→ **Problem**
From the entries that follow, list every line in which the string "Fuentes" appears.

→ **Dataset records**
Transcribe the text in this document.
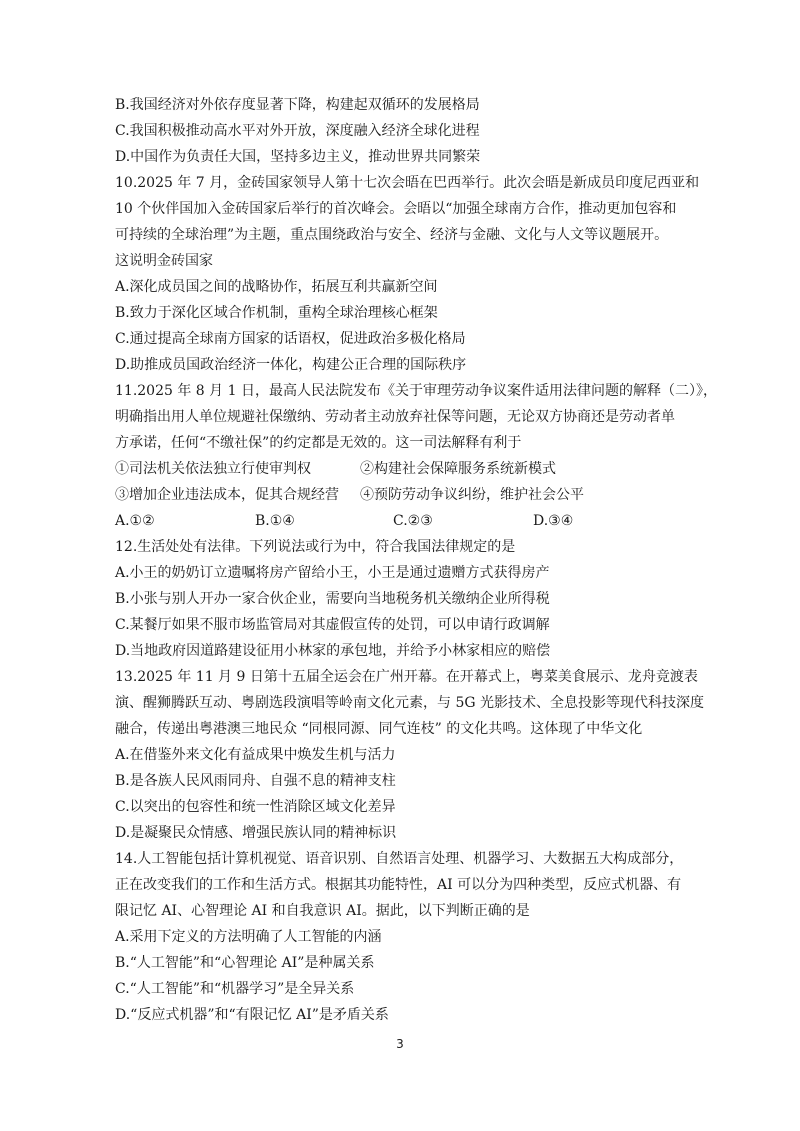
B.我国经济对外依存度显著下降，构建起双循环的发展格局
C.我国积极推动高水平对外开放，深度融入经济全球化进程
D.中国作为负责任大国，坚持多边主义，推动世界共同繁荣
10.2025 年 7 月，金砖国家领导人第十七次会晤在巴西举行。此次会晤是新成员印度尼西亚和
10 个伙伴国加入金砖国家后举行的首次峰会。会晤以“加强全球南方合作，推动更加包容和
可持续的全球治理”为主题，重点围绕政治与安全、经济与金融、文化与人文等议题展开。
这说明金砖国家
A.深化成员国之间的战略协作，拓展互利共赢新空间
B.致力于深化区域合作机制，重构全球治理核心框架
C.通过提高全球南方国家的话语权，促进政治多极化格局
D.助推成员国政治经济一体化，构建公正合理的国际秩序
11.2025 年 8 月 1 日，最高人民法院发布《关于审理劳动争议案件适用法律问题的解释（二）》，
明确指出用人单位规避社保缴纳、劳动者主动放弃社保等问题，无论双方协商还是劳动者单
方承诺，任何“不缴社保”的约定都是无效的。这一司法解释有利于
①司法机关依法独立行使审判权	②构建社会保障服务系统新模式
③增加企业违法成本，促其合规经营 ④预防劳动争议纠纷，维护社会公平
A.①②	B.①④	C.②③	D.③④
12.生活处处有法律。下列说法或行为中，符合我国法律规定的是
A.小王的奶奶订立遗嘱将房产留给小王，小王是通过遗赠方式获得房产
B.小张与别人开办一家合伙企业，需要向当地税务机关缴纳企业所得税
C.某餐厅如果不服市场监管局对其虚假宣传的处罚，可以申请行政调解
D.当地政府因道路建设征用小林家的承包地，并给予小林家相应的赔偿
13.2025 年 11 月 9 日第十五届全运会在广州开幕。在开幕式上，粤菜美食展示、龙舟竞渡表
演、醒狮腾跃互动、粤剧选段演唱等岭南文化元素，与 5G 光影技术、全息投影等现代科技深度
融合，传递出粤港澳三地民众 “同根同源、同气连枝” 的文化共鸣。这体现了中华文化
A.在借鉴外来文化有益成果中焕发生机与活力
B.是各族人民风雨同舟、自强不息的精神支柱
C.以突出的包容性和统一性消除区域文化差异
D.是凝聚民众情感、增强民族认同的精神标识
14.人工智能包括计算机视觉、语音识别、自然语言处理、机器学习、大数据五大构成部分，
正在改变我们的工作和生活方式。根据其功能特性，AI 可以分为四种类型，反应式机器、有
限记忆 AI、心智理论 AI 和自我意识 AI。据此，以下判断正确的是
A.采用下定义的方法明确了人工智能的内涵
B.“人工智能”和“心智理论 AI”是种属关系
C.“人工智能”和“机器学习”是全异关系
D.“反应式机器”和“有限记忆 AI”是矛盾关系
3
* * *
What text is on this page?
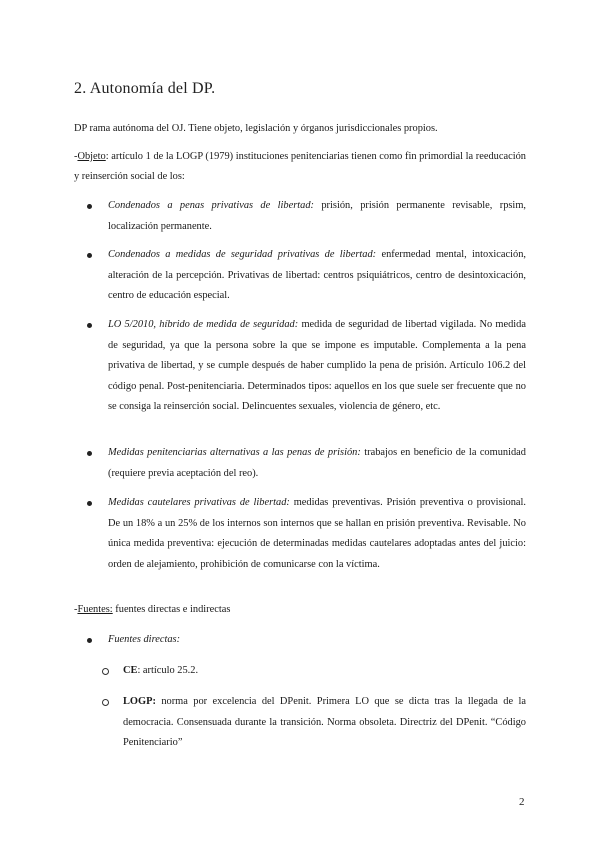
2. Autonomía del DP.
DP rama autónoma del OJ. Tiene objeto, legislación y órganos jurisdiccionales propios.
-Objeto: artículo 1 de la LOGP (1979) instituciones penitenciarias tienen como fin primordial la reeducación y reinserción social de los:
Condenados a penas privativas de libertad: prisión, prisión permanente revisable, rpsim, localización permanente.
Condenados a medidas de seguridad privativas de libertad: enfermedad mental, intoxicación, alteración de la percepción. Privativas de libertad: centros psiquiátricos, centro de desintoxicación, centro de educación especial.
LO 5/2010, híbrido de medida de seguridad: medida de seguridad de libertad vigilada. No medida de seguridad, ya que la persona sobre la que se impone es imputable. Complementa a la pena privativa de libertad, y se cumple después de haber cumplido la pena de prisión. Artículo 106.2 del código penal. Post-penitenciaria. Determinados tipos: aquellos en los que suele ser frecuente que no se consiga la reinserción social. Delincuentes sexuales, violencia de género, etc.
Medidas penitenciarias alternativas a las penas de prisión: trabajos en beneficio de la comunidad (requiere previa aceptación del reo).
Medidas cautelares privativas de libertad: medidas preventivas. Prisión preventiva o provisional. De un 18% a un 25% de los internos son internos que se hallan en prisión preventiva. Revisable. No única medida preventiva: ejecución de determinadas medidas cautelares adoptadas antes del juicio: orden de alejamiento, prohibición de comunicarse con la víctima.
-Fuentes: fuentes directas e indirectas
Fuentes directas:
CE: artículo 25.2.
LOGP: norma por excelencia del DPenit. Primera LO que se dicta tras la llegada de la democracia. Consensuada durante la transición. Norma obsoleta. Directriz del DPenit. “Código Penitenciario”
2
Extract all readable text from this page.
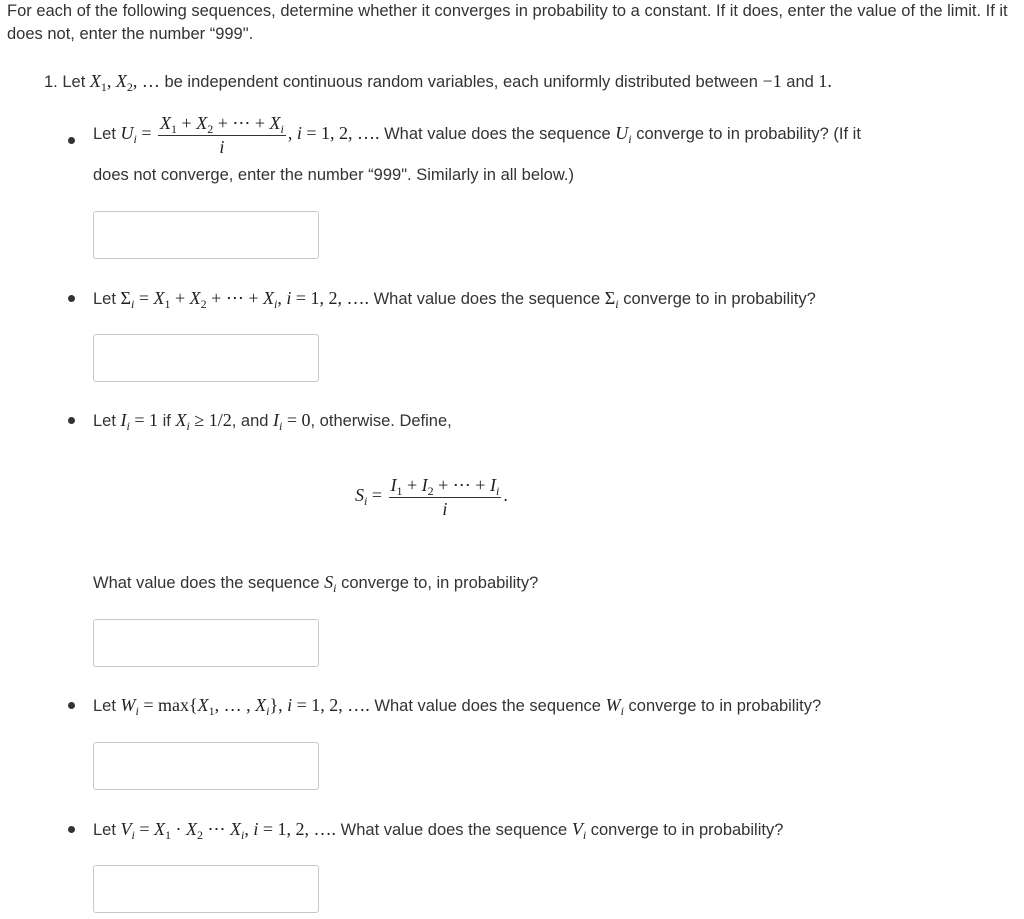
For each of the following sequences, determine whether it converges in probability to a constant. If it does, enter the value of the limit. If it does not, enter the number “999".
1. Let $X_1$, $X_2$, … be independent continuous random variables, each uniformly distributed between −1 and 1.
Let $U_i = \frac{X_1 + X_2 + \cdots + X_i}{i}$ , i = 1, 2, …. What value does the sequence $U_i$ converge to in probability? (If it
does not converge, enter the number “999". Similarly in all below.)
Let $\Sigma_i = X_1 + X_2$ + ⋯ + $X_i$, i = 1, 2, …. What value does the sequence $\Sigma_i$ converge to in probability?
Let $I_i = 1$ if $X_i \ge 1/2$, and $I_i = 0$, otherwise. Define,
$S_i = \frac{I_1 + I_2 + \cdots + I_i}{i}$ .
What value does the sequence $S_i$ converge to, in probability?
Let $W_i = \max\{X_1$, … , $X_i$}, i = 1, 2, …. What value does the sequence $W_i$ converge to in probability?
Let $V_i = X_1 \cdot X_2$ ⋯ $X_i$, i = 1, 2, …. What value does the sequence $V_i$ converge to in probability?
...
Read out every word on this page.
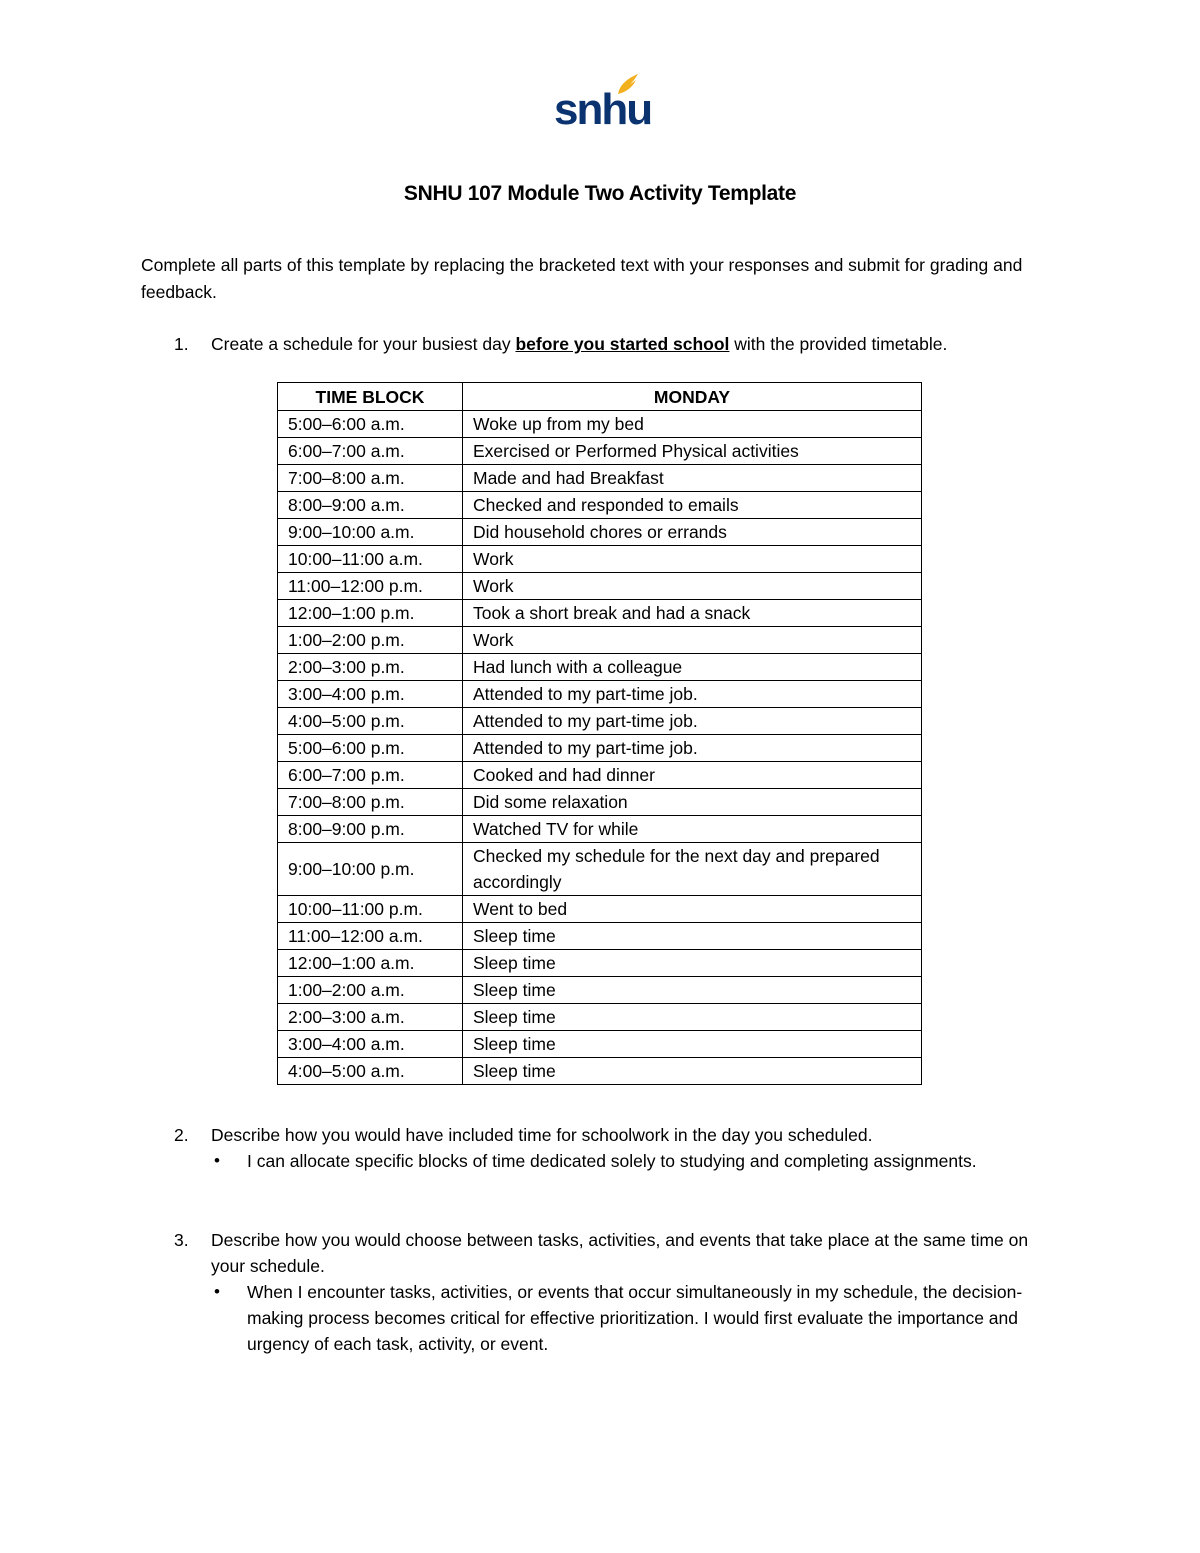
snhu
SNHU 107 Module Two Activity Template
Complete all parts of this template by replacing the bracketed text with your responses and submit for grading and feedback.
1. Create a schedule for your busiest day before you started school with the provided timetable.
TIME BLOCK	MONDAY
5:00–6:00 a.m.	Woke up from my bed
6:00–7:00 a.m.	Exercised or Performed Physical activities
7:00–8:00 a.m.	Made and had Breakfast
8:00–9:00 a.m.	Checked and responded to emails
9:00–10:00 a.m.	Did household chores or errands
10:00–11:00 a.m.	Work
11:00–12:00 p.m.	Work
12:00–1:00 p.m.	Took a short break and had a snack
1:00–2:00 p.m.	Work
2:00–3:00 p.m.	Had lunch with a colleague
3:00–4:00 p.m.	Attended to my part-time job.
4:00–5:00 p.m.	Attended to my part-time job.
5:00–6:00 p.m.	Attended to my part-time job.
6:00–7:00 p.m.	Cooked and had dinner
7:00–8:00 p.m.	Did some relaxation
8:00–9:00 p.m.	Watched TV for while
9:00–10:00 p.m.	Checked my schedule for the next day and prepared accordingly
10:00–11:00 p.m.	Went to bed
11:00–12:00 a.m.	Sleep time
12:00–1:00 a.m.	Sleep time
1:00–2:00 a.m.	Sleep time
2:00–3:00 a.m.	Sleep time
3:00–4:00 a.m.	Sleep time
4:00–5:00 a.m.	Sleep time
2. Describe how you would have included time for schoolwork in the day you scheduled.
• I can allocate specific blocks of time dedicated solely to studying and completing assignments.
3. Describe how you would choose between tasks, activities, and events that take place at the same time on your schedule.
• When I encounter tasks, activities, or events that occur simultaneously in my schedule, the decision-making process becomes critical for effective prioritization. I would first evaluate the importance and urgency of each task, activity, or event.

→ **Exercise result**
-Fuentes: fuentes directas e indirectas
Fuentes directas:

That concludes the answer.